[Records start]

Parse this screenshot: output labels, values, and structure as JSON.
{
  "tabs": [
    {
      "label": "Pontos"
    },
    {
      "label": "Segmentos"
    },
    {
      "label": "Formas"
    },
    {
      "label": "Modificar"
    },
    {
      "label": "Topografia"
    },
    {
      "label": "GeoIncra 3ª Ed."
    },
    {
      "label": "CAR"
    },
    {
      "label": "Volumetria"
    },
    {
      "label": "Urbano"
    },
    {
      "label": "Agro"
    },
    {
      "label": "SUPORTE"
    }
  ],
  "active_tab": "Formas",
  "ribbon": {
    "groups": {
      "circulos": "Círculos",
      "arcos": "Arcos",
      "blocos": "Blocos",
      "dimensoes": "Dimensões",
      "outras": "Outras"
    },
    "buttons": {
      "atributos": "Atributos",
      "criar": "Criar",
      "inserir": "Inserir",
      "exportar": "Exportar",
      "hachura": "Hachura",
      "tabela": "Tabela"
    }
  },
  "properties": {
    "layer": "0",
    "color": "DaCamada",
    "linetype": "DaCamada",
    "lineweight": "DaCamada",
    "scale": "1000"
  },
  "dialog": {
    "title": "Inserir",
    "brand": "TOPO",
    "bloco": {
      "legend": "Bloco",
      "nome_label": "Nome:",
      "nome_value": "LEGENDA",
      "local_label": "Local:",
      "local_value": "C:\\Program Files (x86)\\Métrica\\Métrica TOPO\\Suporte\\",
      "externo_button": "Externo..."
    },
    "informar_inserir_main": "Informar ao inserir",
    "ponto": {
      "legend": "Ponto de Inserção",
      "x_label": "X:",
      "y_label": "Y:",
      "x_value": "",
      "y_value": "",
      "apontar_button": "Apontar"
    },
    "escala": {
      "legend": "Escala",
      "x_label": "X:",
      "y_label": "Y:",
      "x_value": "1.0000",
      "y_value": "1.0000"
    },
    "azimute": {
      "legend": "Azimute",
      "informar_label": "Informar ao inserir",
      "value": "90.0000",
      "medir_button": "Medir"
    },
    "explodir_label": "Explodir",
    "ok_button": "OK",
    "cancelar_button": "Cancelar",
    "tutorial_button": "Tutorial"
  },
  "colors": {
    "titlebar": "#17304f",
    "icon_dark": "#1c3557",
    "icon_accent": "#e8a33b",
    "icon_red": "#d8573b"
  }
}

[Records end]

Exercise aim: Transcribe all entries exactly as they are given.

Solution to this exercise:
Parse this screenshot: output labels, values, and structure as JSON.
{
  "tabs": [
    {
      "label": "Pontos"
    },
    {
      "label": "Segmentos"
    },
    {
      "label": "Formas"
    },
    {
      "label": "Modificar"
    },
    {
      "label": "Topografia"
    },
    {
      "label": "GeoIncra 3ª Ed."
    },
    {
      "label": "CAR"
    },
    {
      "label": "Volumetria"
    },
    {
      "label": "Urbano"
    },
    {
      "label": "Agro"
    },
    {
      "label": "SUPORTE"
    }
  ],
  "active_tab": "Formas",
  "ribbon": {
    "groups": {
      "circulos": "Círculos",
      "arcos": "Arcos",
      "blocos": "Blocos",
      "dimensoes": "Dimensões",
      "outras": "Outras"
    },
    "buttons": {
      "atributos": "Atributos",
      "criar": "Criar",
      "inserir": "Inserir",
      "exportar": "Exportar",
      "hachura": "Hachura",
      "tabela": "Tabela"
    }
  },
  "properties": {
    "layer": "0",
    "color": "DaCamada",
    "linetype": "DaCamada",
    "lineweight": "DaCamada",
    "scale": "1000"
  },
  "dialog": {
    "title": "Inserir",
    "brand": "TOPO",
    "bloco": {
      "legend": "Bloco",
      "nome_label": "Nome:",
      "nome_value": "LEGENDA",
      "local_label": "Local:",
      "local_value": "C:\\Program Files (x86)\\Métrica\\Métrica TOPO\\Suporte\\",
      "externo_button": "Externo..."
    },
    "informar_inserir_main": "Informar ao inserir",
    "ponto": {
      "legend": "Ponto de Inserção",
      "x_label": "X:",
      "y_label": "Y:",
      "x_value": "",
      "y_value": "",
      "apontar_button": "Apontar"
    },
    "escala": {
      "legend": "Escala",
      "x_label": "X:",
      "y_label": "Y:",
      "x_value": "1.0000",
      "y_value": "1.0000"
    },
    "azimute": {
      "legend": "Azimute",
      "informar_label": "Informar ao inserir",
      "value": "90.0000",
      "medir_button": "Medir"
    },
    "explodir_label": "Explodir",
    "ok_button": "OK",
    "cancelar_button": "Cancelar",
    "tutorial_button": "Tutorial"
  },
  "colors": {
    "titlebar": "#17304f",
    "icon_dark": "#1c3557",
    "icon_accent": "#e8a33b",
    "icon_red": "#d8573b"
  }
}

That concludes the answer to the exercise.